Required actions:
1. In the Sierra Nevada rosy finch text, repeat the passage starting at "SIERRA NEVADA ROSY" and ending at "heard by us.", but swap "chestnut brown" for "reddish brown".
2. According to the Sierra Nevada rosy finch text, which mountain is named as the easternmost station?
3. Please carry on the Sierra Nevada rosy finch text from the point where it stops.

----- Extract provided

SIERRA NEVADA ROSY FINCH. Leucosticte tephrocotis dawsoni Grinnell

Field characters.—Larger than Junco; size of White-crowned Sparrow. Color chiefly deep chestnut brown, with rosy red edges or tippings to feathers on rump, tail, and base of wing; forehead black, joined behind by a broad gray patch which extends down to level of eye. Female lighter than male in tones of color; body plumage of young more grayish. (See pl. 1.) Forages in scattered flocks on open ground, usually above timber line. Flight and manner much as in Siskins, though size considerably greater. Voice: Loud, rather hoarse chirps, few together, rarely anything like a chorus. No song of any sort heard by us.

Occurrence.—Resident in Alpine-Arctic Zone, descending at times into Hudsonian. Most often seen in summer on open ground around edges of snow banks above the 10,500-foot contour. Westernmost stations, Mount Hoffmann and Mount Clark; easternmost, Warren Mountain. In pairs at nesting time; flocking at other seasons.

----------
----- Provided data

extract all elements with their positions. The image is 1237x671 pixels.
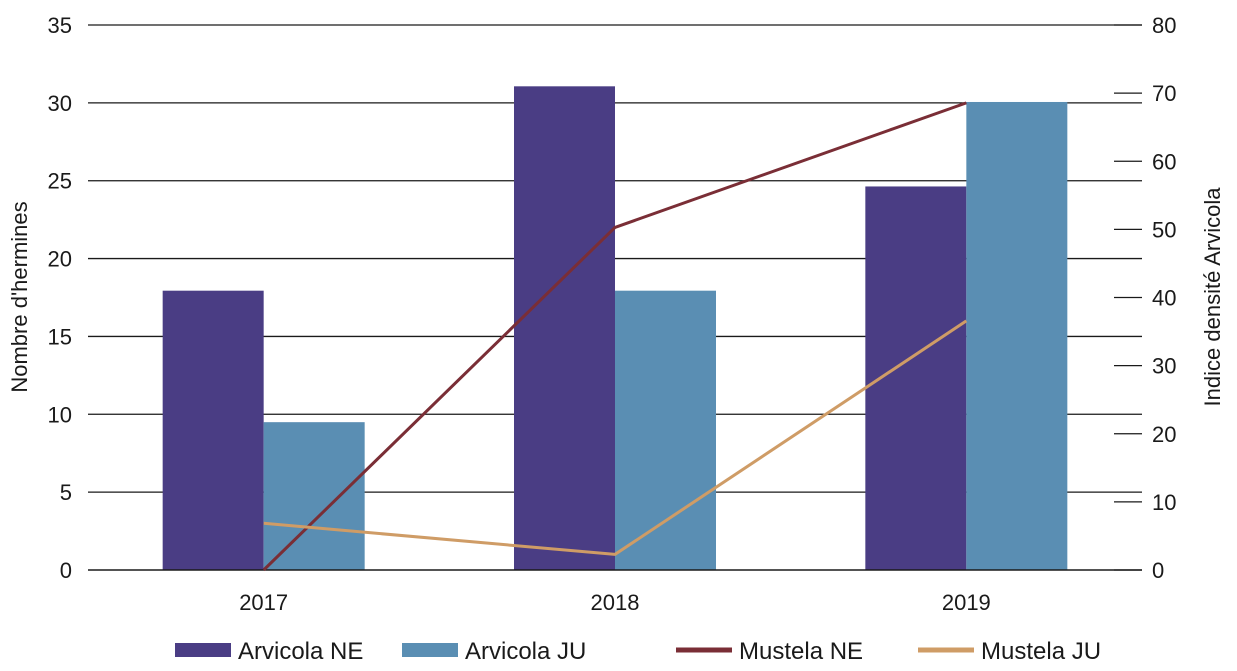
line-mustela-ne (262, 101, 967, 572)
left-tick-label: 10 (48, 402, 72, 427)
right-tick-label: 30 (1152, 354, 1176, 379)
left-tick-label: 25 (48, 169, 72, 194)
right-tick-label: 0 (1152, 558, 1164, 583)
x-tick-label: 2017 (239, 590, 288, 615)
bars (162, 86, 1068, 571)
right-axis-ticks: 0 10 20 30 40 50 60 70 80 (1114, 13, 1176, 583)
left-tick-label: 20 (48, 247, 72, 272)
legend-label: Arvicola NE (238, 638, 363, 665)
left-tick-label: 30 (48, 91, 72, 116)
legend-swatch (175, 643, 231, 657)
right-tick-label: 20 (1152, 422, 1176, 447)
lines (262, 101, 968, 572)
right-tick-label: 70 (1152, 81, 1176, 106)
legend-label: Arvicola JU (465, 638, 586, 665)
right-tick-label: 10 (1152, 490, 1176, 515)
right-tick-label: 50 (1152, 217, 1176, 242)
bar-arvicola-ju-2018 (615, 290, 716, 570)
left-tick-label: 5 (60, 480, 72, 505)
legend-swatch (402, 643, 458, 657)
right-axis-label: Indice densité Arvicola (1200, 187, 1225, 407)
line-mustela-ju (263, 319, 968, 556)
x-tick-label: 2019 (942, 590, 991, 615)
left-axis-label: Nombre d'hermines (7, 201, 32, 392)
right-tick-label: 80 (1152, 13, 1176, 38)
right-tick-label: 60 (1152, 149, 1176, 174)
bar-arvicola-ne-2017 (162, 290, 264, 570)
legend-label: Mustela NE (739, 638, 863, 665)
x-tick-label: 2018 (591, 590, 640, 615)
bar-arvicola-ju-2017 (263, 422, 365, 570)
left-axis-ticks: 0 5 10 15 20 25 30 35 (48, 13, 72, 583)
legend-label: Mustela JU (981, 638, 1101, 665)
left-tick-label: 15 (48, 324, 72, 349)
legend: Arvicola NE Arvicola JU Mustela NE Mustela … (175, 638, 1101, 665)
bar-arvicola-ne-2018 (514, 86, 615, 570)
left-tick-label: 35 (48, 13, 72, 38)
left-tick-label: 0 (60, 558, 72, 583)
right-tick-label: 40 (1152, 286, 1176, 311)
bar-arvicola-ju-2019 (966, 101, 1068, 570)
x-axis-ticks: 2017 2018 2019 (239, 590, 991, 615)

----------
----- Provided data

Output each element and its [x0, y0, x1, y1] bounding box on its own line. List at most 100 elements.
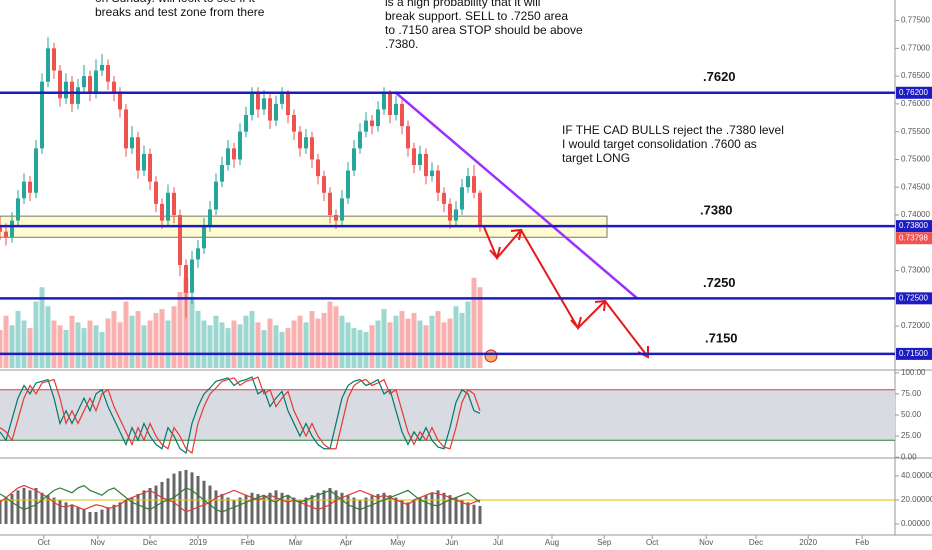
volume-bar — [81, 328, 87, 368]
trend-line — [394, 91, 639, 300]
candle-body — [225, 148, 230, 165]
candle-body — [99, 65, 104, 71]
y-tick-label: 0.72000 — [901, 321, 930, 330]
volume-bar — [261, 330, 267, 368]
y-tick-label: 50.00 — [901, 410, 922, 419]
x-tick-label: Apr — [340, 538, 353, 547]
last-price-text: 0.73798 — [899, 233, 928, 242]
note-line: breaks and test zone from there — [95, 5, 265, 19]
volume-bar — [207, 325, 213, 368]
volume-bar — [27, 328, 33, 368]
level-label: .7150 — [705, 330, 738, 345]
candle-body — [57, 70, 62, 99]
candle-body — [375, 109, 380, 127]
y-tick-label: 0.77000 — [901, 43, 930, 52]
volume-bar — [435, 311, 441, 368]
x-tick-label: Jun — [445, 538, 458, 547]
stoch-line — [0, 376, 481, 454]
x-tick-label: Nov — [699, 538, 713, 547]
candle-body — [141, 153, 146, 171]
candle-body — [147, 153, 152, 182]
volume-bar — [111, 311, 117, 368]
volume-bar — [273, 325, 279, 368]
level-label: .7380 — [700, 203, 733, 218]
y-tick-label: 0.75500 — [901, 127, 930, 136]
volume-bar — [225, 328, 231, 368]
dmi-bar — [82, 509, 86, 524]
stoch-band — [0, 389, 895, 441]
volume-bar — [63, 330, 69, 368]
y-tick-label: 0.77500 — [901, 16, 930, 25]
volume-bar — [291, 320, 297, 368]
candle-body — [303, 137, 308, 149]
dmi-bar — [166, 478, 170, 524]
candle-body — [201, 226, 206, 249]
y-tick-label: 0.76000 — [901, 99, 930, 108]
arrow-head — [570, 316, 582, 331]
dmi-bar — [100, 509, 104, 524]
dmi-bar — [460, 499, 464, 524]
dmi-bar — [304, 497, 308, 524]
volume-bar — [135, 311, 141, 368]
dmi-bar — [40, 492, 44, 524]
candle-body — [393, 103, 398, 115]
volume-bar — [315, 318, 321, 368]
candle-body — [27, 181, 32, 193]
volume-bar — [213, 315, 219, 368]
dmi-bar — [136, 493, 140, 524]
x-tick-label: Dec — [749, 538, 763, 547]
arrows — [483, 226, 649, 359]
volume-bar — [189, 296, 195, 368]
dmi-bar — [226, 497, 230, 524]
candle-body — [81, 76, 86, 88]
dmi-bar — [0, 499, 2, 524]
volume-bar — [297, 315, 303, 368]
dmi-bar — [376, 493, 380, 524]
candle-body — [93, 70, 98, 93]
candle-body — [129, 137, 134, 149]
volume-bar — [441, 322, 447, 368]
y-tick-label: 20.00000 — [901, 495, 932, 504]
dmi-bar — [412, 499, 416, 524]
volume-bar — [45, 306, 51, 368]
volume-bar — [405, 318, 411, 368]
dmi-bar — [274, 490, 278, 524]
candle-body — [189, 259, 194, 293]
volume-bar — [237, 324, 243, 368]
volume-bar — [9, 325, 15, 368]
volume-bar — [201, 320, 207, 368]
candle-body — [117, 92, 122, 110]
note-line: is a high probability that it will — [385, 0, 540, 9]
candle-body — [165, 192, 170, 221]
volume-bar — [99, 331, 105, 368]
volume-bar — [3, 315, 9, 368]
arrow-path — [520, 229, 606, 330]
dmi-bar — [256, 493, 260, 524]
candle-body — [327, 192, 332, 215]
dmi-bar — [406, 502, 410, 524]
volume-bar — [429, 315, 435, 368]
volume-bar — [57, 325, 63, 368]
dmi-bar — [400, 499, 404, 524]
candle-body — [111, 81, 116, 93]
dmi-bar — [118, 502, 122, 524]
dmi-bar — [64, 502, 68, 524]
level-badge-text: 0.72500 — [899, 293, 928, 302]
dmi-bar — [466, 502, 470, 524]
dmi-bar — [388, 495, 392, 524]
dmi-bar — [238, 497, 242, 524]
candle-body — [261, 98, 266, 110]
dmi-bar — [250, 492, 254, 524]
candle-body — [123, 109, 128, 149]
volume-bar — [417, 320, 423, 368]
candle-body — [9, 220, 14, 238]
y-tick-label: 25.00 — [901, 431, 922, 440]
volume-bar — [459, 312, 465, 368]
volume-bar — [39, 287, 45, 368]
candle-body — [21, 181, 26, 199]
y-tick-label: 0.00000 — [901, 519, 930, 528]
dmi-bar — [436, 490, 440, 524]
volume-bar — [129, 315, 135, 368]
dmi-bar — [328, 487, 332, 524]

----------
----- Provided data

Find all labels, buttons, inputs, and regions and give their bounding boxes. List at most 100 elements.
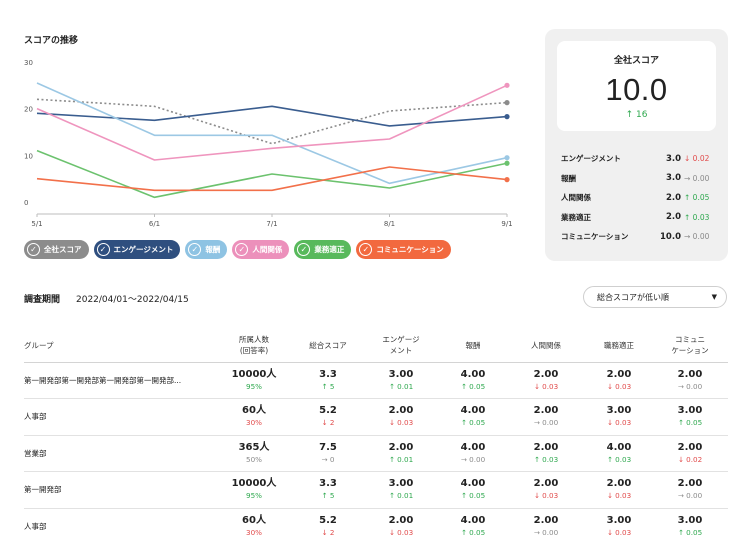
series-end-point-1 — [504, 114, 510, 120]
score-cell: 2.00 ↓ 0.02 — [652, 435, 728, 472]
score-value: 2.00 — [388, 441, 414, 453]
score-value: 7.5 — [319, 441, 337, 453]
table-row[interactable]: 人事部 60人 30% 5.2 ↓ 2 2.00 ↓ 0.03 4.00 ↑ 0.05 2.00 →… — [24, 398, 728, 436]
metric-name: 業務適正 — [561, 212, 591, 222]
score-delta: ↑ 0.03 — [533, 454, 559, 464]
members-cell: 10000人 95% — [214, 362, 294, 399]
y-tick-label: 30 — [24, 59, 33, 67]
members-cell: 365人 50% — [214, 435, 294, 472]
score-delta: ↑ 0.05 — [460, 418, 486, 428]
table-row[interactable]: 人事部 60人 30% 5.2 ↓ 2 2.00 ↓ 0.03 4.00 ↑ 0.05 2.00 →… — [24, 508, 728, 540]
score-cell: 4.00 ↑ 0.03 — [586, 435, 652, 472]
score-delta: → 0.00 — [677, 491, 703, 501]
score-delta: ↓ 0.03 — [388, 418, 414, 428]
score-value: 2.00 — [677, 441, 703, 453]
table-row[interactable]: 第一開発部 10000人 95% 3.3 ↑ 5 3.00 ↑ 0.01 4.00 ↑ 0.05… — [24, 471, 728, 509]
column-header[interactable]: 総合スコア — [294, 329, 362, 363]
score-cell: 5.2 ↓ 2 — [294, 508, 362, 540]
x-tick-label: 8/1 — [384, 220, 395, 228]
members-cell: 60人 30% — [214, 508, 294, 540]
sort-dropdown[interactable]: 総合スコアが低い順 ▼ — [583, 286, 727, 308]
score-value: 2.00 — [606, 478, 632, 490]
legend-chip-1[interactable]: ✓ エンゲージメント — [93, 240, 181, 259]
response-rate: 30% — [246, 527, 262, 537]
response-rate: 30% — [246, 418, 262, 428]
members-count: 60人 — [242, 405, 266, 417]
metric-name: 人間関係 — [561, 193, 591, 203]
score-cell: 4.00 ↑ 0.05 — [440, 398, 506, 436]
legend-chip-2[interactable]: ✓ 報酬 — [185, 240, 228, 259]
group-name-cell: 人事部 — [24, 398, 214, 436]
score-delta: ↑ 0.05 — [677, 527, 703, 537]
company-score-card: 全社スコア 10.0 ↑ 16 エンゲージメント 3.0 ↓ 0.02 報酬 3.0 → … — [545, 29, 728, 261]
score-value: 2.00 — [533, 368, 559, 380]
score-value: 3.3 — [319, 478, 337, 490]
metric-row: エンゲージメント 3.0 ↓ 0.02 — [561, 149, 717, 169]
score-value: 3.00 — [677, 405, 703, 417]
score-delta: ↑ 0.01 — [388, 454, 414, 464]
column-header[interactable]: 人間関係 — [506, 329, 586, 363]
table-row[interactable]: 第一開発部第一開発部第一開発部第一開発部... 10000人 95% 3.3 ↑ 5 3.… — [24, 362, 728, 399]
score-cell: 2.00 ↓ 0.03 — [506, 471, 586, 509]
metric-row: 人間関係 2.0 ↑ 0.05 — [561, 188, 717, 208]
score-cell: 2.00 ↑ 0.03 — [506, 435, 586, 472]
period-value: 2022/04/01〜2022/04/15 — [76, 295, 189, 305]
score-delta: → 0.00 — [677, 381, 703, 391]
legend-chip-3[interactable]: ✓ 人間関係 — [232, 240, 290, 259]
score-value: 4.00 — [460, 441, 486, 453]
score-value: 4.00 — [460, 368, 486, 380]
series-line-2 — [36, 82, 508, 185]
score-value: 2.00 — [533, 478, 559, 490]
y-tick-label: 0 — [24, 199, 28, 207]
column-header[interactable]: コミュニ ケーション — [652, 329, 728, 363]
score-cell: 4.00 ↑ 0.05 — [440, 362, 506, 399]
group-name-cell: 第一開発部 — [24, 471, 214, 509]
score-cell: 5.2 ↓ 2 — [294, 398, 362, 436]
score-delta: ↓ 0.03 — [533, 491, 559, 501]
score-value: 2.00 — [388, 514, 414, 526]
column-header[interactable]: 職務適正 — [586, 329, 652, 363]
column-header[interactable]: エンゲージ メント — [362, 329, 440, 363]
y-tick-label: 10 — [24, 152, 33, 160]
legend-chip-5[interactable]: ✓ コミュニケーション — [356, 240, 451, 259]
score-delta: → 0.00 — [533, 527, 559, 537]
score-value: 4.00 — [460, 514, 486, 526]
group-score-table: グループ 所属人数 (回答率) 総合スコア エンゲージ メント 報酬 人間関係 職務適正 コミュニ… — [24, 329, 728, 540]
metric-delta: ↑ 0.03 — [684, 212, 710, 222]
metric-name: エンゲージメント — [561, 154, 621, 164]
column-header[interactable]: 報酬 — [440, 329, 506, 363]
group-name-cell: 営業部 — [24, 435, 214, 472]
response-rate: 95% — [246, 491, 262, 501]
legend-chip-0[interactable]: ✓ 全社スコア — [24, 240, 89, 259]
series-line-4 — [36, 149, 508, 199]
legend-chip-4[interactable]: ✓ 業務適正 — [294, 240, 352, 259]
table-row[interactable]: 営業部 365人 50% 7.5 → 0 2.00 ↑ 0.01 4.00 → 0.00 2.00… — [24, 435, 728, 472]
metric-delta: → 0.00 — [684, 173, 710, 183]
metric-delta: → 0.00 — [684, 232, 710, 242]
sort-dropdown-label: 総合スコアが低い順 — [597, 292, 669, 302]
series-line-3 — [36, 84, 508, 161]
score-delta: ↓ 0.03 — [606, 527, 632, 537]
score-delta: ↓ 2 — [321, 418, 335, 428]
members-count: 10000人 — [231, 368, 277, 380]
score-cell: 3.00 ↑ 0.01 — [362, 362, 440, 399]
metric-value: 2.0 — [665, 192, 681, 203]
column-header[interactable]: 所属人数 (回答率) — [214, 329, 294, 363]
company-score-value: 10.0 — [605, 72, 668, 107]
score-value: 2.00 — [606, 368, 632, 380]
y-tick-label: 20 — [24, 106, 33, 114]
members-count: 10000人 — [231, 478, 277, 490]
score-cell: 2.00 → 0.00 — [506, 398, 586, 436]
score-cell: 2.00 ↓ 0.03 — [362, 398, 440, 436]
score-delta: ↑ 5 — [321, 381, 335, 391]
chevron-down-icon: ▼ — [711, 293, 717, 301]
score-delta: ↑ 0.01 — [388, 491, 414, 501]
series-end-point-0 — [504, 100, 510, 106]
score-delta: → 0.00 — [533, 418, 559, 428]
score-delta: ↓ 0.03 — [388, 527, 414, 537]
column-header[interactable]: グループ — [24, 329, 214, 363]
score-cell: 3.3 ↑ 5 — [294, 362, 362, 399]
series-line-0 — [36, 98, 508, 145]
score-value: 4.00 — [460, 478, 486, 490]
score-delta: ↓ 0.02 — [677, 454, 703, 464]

----------

Results of the tasks:
1.
SIERRA NEVADA ROSY FINCH. Leucosticte tephrocotis dawsoni Grinnell

Field characters.—Larger than Junco; size of White-crowned Sparrow. Color chiefly deep reddish brown, with rosy red edges or tippings to feathers on rump, tail, and base of wing; forehead black, joined behind by a broad gray patch which extends down to level of eye. Female lighter than male in tones of color; body plumage of young more grayish. (See pl. 1.) Forages in scattered flocks on open ground, usually above timber line. Flight and manner much as in Siskins, though size considerably greater. Voice: Loud, rather hoarse chirps, few together, rarely anything like a chorus. No song of any sort heard by us.

2. Warren Mountain.

3.
The Sierra Nevada Rosy Finch, or Leucosticte, is the most typically alpine of all Californian birds. The mountaineer does not meet with it until he reaches the main Sierran crest or at least the loftiest of the outstanding spurs. Constantly surrounded by extremes of cold and bleakness, and by vast declivities, a combination most forbidding to us, the rosy finch excites our astonishiment at his choice of habitat if for nothing else. He is one of the innumerable sparrow tribe, not so very different in many features from the finches of the lower altitudes. It seems that he has been crowded out of the better parts of the land by his more successful relatives, until now he has left for himself only the last and least hospitable strip of territory. He certainly has no competition there; he is usually the sole avian tenant of his domain, save for, in summer, some vagrant rock wren or junco from below. No one is contesting with him for possession. The following typical experience, recorded on the spot by the senior author, gives an idea of some of the peculiarities of the bird and of its habitation.


Fig. 52. Bills of (a) Cassin Purple Finch, (b) California Evening Grosbeak, and (c) Sierra Nevada Rosy Finch, from above. Natural size. The Rosy Finch remains in the cold high country throughout the winter and is well provided with a "snow-mask" over the nostrils.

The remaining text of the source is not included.